# Written instruction
Using the data below, copy each line that includes the word "种不同的站法".

# Raw data

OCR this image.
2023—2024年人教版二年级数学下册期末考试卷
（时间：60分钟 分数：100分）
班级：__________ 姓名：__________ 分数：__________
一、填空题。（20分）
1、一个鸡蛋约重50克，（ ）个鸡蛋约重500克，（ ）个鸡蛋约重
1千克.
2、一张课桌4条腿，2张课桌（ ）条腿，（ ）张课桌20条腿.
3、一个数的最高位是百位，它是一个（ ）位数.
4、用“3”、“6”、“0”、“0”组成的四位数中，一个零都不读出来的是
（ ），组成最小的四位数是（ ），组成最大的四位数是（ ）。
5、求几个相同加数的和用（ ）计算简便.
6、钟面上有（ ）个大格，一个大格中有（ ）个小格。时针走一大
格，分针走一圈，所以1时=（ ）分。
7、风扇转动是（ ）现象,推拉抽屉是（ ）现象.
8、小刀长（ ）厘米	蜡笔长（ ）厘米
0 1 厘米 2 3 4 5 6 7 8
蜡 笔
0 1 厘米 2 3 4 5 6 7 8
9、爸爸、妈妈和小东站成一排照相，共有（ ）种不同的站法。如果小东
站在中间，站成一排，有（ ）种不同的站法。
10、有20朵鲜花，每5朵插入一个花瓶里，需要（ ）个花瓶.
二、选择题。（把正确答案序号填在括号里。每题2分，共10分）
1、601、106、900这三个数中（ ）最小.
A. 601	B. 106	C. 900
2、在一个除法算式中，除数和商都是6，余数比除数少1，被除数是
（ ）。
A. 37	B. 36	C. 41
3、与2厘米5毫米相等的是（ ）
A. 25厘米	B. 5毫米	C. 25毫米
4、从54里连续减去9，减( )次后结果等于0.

# Completed task
9、爸爸、妈妈和小东站成一排照相，共有（ ）种不同的站法。如果小东
站在中间，站成一排，有（ ）种不同的站法。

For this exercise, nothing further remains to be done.